To do: Which lines contain the word "adalah"? Return each of them as written.

— Start of Records for the task —

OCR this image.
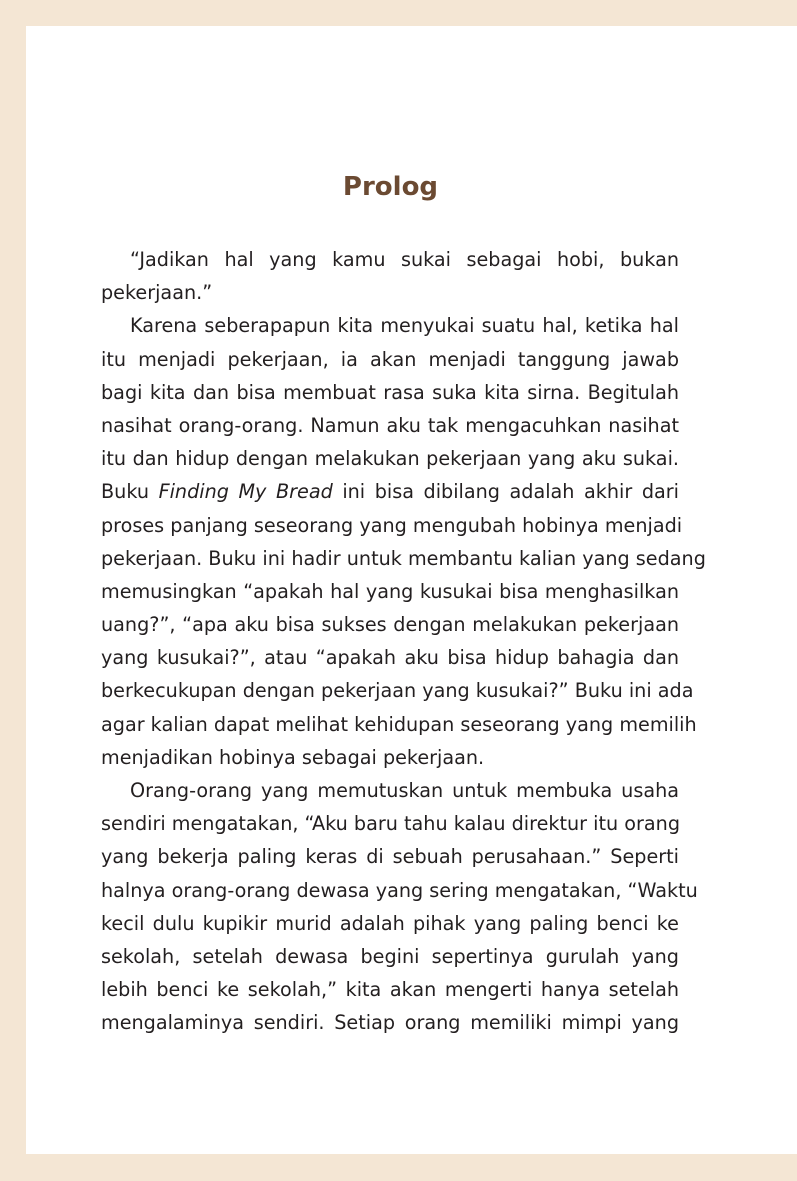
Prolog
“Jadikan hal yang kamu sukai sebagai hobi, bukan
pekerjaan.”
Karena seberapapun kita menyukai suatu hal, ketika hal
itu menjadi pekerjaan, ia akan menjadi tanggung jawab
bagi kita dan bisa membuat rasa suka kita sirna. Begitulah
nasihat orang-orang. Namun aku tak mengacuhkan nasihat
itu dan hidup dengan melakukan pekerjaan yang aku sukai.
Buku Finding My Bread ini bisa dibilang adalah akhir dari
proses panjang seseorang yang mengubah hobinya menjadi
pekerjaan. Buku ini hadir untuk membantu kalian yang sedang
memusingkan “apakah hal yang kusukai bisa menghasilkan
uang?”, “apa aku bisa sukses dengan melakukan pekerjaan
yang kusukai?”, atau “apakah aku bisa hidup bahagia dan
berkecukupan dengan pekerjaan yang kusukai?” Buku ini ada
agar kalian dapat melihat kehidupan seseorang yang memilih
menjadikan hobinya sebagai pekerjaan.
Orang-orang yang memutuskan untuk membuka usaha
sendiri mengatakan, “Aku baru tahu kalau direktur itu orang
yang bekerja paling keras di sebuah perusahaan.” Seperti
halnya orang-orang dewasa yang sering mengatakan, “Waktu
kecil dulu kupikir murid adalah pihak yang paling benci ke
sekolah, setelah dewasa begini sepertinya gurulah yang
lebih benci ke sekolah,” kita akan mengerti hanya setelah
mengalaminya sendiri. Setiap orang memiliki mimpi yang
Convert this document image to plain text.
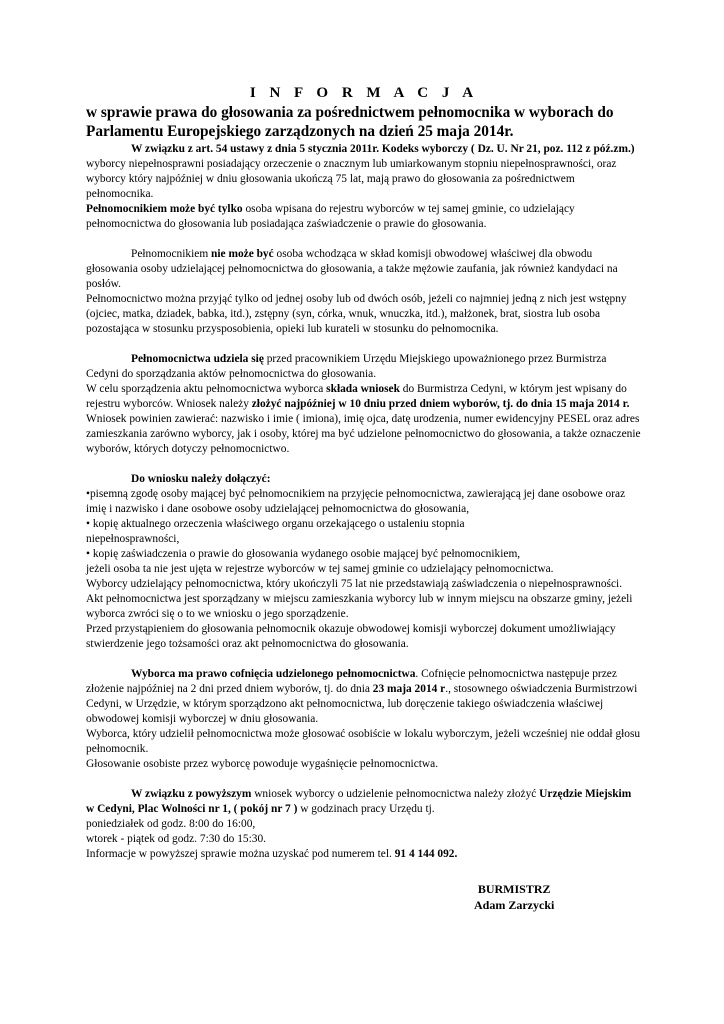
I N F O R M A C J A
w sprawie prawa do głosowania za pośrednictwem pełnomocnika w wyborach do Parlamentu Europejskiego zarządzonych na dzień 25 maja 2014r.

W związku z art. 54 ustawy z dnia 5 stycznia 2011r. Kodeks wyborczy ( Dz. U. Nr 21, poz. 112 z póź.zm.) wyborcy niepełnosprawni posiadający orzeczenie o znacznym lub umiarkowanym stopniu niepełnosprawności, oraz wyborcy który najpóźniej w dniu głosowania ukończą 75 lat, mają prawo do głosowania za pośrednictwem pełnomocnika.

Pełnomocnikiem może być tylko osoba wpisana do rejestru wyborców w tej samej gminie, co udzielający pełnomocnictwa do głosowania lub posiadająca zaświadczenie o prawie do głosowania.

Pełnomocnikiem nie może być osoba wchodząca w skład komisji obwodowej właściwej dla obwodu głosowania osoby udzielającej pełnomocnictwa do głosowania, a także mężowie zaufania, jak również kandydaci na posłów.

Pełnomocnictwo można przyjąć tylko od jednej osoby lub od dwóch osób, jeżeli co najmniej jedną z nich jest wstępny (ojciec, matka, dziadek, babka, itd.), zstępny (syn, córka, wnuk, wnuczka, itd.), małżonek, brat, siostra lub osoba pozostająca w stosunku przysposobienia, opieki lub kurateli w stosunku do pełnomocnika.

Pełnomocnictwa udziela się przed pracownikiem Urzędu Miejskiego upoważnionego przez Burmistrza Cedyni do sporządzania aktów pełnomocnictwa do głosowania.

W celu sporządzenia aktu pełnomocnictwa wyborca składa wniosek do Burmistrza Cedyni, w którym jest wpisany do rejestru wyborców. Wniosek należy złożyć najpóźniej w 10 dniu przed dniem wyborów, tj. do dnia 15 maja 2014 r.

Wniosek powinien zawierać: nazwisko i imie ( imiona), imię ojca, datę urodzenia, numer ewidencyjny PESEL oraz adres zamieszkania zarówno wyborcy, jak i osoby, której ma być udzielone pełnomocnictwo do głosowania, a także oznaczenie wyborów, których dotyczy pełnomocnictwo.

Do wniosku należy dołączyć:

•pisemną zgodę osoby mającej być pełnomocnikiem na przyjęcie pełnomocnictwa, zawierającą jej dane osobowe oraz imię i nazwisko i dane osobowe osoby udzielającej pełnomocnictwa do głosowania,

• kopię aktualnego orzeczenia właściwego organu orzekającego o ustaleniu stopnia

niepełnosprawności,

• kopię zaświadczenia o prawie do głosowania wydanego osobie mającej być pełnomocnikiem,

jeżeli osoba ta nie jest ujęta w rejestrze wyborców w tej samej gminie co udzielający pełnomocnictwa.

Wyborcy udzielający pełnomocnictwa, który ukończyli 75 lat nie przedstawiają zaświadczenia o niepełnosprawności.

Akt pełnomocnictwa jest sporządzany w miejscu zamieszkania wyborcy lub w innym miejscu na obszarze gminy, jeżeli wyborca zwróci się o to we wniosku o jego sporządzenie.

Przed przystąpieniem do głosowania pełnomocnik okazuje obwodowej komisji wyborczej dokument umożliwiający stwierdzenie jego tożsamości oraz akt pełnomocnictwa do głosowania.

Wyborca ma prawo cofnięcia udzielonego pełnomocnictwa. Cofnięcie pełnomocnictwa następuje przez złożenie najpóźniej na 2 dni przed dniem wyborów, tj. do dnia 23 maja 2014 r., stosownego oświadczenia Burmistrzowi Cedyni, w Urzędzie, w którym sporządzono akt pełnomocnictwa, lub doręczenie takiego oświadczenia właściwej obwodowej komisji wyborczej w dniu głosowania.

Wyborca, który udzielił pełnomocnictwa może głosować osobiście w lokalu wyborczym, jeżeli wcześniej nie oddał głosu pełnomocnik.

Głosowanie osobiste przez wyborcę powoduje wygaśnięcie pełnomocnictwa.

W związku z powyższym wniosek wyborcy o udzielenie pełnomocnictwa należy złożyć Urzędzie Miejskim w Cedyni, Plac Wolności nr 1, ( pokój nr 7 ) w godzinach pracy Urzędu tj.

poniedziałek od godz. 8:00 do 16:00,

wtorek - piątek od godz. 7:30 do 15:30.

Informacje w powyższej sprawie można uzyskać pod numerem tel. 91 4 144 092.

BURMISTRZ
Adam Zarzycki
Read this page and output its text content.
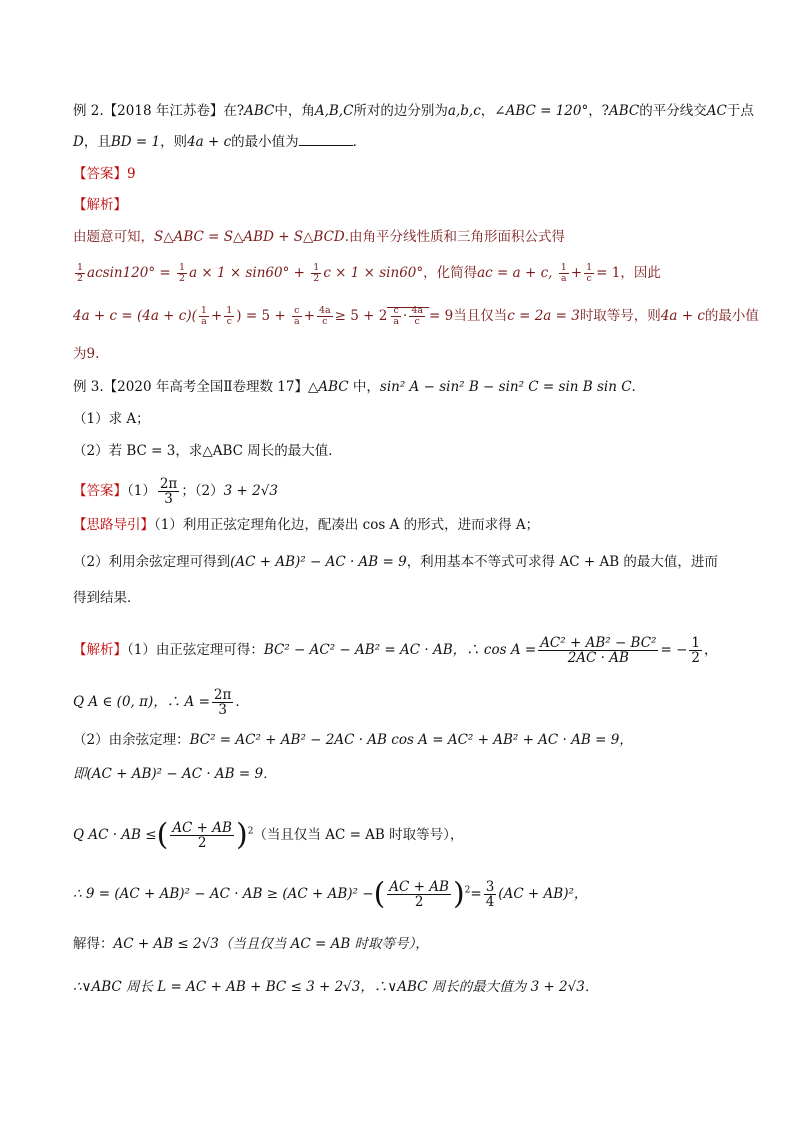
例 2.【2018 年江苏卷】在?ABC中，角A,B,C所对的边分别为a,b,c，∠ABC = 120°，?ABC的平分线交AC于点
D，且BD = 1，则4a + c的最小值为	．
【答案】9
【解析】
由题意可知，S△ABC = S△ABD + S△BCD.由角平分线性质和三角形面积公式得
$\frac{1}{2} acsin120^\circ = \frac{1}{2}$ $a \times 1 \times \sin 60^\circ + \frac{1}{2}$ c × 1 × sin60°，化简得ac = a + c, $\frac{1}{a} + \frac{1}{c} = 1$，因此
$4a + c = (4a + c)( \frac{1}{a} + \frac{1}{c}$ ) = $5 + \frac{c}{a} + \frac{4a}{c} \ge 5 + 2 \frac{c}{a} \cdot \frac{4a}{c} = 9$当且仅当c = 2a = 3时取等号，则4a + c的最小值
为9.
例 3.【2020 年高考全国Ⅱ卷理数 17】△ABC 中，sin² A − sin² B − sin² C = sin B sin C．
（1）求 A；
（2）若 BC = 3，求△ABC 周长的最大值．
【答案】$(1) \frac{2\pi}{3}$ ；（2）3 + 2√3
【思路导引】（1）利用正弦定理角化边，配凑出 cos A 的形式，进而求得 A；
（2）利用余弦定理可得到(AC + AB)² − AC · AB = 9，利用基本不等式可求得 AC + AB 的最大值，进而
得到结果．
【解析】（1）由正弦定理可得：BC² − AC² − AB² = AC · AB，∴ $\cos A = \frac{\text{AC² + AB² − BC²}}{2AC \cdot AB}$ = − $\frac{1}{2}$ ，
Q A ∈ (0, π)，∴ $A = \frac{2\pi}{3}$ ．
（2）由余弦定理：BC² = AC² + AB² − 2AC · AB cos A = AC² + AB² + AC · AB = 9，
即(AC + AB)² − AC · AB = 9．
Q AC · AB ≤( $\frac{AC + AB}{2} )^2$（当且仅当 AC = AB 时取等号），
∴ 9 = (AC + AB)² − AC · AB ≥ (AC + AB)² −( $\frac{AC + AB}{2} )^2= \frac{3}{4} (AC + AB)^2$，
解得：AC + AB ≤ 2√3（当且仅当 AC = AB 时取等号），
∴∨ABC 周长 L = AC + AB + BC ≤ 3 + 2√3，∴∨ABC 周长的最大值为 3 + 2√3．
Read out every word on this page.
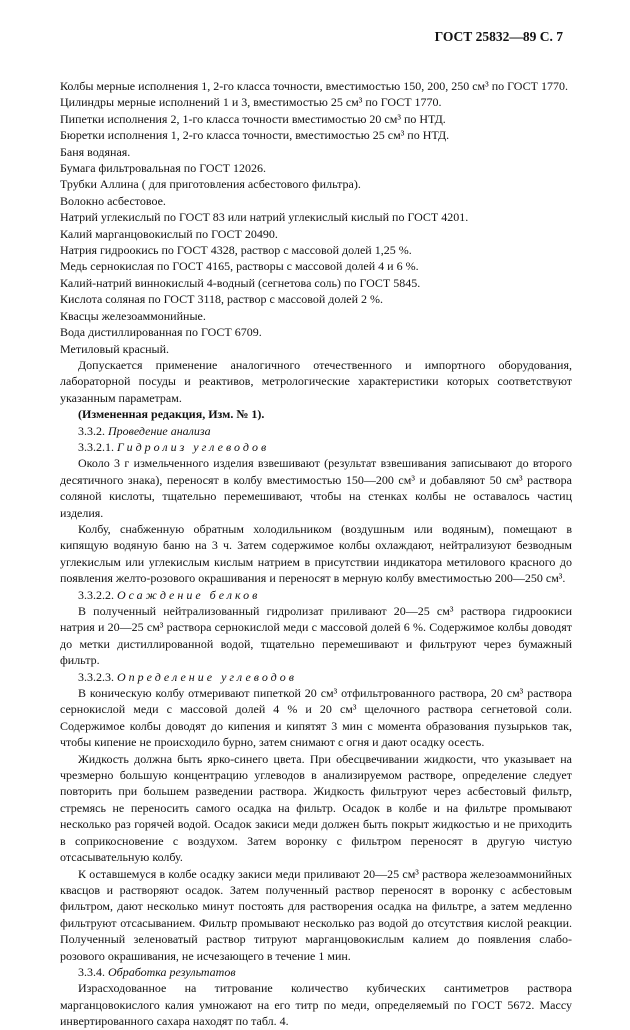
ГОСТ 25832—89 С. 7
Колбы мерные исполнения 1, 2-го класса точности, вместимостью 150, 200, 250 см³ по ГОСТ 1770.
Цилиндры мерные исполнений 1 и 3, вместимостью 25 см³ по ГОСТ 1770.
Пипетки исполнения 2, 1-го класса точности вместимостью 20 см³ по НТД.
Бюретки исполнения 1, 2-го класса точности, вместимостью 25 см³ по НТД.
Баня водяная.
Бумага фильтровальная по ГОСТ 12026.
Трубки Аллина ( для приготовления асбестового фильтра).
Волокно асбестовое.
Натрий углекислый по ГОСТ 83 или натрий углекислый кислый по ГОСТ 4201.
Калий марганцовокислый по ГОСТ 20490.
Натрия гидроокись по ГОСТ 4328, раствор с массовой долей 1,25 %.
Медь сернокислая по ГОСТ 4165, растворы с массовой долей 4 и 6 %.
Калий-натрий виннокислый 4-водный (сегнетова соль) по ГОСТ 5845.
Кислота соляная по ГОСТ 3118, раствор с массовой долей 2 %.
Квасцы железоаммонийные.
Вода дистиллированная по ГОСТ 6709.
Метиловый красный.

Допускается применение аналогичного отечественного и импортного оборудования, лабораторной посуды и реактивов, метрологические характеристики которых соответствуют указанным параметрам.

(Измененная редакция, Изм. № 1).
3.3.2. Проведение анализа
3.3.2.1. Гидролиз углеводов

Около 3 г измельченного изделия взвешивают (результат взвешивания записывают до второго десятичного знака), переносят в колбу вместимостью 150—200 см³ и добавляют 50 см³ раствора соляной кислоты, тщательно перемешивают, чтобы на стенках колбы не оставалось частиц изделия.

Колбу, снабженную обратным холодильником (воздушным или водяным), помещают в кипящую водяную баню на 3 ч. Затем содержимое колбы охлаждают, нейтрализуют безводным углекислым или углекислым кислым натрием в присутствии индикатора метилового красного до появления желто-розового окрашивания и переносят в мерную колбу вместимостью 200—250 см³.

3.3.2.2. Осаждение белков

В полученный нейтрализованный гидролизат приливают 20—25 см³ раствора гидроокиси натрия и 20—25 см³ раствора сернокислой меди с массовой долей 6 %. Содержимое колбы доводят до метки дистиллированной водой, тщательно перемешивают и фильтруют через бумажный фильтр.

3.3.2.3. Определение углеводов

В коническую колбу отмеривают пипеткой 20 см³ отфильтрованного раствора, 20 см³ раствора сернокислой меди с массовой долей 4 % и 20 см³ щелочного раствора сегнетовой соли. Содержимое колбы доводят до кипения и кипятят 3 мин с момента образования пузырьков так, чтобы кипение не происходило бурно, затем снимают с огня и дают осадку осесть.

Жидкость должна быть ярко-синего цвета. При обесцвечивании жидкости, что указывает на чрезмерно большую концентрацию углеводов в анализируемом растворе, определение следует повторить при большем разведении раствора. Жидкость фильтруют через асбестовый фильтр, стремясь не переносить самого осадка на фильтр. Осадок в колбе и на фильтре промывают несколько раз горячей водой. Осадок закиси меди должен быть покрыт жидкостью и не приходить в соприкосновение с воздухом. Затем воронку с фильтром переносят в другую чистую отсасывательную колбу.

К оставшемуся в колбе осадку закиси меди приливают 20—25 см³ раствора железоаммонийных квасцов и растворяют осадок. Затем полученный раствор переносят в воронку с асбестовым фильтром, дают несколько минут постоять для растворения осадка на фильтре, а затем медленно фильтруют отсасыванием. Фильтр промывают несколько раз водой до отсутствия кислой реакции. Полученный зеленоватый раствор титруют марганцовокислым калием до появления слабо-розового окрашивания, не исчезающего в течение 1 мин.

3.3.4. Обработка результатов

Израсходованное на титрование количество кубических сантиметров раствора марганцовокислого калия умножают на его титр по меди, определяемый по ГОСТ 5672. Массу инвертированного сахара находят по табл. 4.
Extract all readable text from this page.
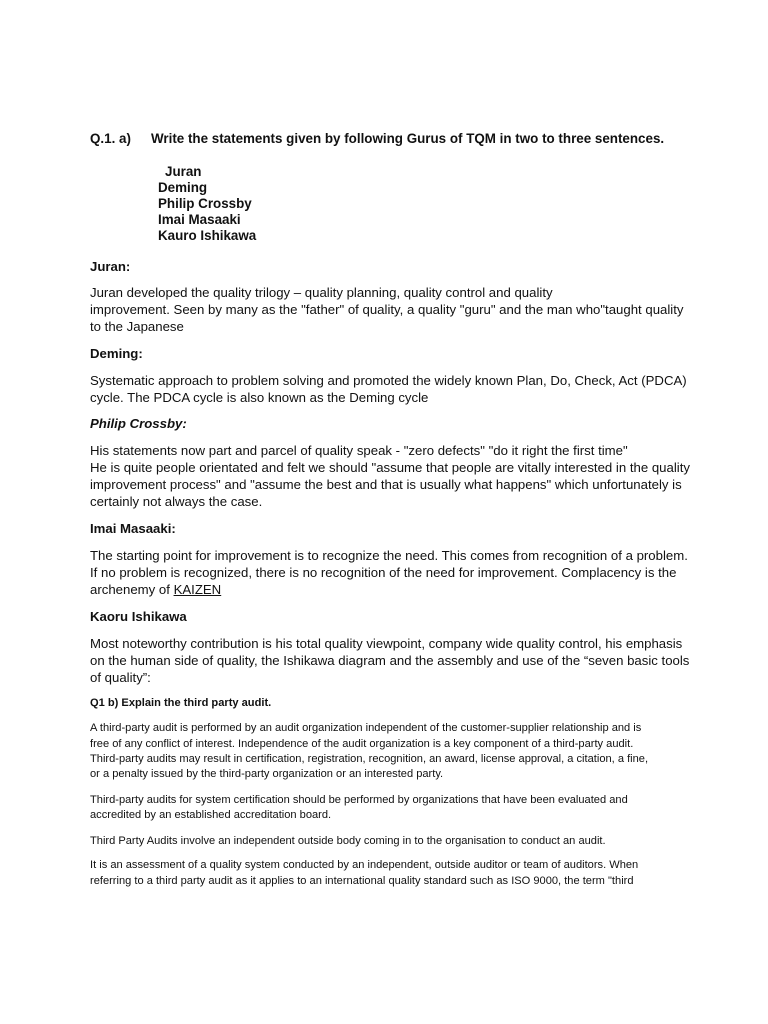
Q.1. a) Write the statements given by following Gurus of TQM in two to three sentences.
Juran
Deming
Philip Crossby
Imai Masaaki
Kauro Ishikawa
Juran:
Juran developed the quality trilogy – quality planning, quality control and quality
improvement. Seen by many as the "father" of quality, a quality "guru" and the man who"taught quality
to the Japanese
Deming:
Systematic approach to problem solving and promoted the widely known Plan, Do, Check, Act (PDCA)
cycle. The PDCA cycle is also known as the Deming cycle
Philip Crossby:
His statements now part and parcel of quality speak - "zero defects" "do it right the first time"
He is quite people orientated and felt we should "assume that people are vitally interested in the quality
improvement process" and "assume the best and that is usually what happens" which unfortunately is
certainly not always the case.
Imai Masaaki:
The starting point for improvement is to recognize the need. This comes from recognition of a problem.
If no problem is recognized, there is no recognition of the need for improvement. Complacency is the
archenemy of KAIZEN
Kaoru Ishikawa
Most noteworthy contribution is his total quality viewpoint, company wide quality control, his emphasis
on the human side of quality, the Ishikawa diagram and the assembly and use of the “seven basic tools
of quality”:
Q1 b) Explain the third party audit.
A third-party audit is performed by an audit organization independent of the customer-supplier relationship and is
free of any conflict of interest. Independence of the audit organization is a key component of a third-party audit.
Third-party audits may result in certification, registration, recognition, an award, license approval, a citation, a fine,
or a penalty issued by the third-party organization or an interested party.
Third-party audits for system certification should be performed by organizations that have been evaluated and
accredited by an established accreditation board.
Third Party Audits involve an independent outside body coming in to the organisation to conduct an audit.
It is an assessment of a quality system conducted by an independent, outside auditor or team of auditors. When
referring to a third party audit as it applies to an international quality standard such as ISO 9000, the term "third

— End of Records for the task —

Solved problem:
Buku Finding My Bread ini bisa dibilang adalah akhir dari
kecil dulu kupikir murid adalah pihak yang paling benci ke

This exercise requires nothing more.